- What you should do -
Present every line in which the string "George" appears.

- Record set -
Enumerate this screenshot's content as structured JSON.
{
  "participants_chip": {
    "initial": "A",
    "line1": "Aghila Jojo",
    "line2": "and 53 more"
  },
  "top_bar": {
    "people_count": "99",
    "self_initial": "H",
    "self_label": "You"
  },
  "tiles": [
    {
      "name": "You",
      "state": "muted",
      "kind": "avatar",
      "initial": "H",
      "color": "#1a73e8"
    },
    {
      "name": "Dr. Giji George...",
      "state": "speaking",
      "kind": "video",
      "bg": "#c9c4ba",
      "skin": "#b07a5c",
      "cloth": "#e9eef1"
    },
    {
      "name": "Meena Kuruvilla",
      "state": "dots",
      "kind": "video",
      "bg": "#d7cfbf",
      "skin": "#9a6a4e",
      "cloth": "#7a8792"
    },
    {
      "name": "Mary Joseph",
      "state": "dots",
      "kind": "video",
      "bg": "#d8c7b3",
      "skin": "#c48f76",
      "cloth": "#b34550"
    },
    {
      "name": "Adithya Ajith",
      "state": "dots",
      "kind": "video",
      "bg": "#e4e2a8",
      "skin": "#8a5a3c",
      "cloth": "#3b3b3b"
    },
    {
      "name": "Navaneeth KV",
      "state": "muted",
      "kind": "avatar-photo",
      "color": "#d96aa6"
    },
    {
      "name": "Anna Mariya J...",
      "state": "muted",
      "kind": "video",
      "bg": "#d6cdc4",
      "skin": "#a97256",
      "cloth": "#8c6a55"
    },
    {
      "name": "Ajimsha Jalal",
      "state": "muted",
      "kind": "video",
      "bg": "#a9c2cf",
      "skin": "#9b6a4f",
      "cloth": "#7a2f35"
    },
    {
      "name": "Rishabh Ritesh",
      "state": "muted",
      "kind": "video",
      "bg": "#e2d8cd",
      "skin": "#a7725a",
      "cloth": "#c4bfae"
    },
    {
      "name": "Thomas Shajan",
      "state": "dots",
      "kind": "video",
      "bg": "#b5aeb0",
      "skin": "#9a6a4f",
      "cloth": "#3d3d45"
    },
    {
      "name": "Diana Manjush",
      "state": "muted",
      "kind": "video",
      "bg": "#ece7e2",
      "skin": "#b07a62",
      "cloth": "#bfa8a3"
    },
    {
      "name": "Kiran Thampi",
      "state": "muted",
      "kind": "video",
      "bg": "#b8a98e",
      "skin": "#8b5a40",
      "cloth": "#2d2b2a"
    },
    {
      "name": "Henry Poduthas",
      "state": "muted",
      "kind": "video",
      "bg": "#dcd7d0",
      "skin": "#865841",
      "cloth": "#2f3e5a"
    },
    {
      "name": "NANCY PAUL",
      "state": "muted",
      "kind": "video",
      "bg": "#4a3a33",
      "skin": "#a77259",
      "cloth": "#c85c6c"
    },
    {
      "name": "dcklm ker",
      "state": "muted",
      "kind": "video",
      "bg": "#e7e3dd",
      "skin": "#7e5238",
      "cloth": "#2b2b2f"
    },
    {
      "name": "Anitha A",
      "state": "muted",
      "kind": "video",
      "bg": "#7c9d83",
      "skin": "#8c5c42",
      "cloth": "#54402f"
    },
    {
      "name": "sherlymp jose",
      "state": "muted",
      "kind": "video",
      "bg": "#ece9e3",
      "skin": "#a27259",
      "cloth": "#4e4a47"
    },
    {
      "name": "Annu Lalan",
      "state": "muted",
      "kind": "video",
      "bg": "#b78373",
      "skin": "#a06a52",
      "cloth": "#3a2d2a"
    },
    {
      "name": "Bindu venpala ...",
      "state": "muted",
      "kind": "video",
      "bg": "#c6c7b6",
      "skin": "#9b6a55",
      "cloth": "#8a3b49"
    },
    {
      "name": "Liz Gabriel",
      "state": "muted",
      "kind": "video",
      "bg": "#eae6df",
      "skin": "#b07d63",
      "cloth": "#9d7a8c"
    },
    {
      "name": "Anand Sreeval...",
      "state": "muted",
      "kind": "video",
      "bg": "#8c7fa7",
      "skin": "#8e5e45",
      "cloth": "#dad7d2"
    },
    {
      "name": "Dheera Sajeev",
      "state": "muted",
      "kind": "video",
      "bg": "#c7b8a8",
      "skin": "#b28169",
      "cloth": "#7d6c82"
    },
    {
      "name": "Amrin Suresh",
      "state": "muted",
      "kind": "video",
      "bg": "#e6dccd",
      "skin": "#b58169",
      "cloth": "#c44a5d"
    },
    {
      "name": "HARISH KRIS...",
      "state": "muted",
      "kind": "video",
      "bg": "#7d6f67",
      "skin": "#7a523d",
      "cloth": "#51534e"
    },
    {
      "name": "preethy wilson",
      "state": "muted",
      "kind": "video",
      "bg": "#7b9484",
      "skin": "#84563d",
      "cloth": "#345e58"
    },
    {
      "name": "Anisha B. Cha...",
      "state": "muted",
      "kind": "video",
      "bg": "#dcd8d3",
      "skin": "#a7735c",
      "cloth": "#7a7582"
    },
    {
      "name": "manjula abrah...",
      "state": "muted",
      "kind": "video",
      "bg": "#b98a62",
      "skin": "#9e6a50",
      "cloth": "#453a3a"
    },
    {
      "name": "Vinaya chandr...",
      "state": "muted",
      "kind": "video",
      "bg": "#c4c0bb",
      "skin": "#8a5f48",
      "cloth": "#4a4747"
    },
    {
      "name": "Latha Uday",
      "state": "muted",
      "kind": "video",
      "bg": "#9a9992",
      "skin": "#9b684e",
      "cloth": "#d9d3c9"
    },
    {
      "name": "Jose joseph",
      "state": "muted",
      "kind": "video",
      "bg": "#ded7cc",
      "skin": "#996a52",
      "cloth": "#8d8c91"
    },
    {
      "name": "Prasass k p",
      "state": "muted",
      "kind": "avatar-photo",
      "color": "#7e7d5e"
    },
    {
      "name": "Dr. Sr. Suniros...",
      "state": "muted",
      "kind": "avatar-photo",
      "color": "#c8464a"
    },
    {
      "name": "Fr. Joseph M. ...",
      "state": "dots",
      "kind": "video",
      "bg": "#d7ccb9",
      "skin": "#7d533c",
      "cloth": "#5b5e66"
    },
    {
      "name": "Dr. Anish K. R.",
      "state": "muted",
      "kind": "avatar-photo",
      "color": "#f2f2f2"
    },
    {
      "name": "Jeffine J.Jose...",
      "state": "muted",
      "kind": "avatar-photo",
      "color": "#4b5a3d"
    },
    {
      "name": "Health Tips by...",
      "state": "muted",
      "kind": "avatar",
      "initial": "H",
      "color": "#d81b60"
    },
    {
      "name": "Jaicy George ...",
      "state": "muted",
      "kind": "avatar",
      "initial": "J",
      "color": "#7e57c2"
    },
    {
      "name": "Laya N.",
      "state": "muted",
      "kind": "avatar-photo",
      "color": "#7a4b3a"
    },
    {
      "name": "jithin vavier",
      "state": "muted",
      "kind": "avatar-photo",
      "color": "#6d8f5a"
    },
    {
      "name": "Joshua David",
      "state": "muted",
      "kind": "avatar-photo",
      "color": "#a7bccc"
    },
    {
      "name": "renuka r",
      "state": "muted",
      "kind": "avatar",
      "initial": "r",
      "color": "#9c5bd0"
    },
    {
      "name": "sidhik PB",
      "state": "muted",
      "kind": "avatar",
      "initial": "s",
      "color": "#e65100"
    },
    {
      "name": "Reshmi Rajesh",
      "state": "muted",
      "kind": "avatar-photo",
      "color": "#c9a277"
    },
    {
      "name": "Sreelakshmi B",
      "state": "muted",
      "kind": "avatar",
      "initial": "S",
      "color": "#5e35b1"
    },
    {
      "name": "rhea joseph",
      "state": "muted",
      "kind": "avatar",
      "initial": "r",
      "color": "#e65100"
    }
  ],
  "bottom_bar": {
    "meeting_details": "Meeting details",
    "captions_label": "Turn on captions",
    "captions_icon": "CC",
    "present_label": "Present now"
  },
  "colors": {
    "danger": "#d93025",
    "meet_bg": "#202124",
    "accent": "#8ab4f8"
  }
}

- Output for this exercise -
      "name": "Dr. Giji George...",
      "name": "Jaicy George ...",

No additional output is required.